Work instructions ▸ Search the listing below for the string "JSON" and show each line that contains it.

** start of Records for the exercise **

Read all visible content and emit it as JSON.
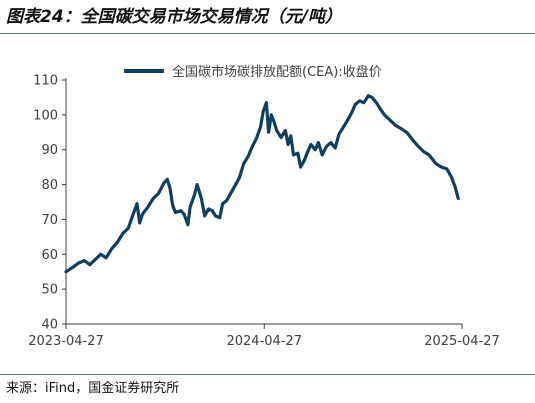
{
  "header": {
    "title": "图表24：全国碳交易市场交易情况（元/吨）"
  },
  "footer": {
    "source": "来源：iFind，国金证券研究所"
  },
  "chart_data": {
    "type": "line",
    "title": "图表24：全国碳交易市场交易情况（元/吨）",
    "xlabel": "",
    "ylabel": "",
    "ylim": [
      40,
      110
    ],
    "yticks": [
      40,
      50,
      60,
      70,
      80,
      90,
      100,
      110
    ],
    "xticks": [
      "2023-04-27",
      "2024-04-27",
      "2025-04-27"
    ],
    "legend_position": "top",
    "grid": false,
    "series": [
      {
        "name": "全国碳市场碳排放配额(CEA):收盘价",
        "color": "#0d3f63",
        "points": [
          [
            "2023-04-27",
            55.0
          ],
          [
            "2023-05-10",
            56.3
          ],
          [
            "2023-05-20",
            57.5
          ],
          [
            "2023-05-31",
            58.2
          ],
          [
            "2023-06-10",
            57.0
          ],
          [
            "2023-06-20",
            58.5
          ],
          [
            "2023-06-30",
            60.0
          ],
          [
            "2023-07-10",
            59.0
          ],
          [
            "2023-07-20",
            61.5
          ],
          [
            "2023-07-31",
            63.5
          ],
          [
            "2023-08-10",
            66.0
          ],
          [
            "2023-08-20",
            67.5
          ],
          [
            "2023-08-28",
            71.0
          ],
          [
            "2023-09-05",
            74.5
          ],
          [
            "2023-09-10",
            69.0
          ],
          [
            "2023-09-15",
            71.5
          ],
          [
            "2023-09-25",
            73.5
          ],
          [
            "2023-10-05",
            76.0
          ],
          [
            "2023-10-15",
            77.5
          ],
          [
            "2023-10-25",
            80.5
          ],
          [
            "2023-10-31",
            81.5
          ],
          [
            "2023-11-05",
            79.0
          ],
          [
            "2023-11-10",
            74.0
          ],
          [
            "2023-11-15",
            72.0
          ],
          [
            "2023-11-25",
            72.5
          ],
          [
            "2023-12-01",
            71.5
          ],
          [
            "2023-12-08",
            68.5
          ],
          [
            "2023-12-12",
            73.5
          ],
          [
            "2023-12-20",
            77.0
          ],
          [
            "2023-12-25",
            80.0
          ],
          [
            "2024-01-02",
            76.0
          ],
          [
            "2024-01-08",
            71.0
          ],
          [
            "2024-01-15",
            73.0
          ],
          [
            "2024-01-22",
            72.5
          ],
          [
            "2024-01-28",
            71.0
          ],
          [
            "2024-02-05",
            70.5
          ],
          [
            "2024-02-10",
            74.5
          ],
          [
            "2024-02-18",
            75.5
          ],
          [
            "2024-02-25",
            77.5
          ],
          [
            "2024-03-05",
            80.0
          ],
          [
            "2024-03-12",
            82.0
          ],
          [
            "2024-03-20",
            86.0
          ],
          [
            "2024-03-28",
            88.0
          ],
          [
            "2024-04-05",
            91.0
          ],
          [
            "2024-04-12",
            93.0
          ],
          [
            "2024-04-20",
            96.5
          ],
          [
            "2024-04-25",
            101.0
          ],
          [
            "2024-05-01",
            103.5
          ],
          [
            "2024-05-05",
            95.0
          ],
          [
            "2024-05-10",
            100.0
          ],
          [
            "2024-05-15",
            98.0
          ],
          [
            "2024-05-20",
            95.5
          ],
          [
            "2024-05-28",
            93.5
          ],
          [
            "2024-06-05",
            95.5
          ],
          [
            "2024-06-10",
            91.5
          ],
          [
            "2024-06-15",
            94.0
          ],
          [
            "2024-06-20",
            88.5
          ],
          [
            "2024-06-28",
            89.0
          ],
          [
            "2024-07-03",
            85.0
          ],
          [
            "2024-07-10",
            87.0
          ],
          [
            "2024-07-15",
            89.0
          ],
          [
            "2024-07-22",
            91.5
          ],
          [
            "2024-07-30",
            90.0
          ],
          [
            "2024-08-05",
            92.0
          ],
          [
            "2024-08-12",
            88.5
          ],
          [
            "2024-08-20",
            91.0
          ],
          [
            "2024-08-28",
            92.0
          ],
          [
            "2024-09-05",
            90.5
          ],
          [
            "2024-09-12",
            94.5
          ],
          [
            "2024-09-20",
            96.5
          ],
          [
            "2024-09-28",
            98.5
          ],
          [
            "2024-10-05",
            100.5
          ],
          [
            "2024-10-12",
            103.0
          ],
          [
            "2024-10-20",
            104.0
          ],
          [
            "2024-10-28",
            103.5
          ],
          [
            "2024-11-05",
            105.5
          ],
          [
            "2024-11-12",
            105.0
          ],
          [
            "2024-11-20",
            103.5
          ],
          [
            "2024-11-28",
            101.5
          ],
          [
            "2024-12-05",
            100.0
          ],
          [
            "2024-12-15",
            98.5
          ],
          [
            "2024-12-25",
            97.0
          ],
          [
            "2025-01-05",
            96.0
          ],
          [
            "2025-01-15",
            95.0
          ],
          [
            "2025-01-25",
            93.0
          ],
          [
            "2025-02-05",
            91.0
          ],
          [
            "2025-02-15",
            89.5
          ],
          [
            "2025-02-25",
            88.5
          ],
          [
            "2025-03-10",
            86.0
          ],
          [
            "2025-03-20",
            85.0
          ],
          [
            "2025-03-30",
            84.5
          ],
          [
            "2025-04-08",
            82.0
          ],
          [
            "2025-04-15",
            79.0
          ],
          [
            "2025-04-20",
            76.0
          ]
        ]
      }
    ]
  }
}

** end of Records for the exercise **
** start of Records for the exercise **

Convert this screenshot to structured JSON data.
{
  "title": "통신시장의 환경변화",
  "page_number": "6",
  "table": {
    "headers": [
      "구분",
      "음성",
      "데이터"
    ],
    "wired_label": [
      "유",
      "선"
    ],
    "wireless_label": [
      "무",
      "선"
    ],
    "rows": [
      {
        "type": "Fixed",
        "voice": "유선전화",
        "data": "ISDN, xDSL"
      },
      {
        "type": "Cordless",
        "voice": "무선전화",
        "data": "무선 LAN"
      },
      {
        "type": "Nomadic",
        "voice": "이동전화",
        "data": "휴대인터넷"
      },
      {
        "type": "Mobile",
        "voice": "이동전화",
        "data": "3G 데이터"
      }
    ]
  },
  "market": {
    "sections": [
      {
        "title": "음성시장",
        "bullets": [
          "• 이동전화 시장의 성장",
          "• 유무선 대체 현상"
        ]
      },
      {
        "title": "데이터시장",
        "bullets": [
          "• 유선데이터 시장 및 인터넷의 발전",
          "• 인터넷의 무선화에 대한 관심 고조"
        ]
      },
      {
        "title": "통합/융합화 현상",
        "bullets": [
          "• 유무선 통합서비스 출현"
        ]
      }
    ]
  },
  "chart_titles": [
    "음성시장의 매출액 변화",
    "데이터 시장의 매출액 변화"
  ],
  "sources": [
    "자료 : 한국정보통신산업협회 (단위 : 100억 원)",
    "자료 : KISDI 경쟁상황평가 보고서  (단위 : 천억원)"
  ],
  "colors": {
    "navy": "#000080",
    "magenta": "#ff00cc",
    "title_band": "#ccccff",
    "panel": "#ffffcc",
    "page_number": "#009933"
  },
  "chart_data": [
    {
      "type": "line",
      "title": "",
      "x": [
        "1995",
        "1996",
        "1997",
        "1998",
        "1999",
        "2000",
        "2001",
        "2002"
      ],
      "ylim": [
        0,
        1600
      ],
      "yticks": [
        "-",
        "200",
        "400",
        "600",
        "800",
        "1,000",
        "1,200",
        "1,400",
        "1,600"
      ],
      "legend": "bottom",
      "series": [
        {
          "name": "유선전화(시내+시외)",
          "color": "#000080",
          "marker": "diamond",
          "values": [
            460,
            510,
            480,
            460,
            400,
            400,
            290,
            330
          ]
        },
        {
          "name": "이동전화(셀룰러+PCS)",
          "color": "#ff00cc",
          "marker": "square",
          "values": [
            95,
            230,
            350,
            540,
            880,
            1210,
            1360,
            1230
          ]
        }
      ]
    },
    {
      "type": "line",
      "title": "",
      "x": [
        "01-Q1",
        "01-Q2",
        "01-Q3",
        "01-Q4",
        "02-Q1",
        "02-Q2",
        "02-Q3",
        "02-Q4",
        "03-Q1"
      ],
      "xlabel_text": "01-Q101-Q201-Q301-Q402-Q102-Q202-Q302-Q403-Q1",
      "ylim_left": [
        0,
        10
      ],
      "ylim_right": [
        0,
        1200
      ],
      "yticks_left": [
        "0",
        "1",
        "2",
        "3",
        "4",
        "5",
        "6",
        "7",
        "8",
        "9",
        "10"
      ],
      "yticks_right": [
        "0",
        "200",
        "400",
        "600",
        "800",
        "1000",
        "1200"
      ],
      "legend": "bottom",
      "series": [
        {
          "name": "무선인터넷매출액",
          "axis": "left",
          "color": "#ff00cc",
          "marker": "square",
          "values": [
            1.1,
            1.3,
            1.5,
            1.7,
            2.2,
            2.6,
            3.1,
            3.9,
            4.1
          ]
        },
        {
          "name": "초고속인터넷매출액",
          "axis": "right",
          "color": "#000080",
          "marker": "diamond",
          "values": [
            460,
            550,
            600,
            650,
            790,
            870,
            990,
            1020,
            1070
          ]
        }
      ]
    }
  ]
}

** end of Records for the exercise **

Solution to this exercise ▸
Read all visible content and emit it as JSON.
Convert this screenshot to structured JSON data.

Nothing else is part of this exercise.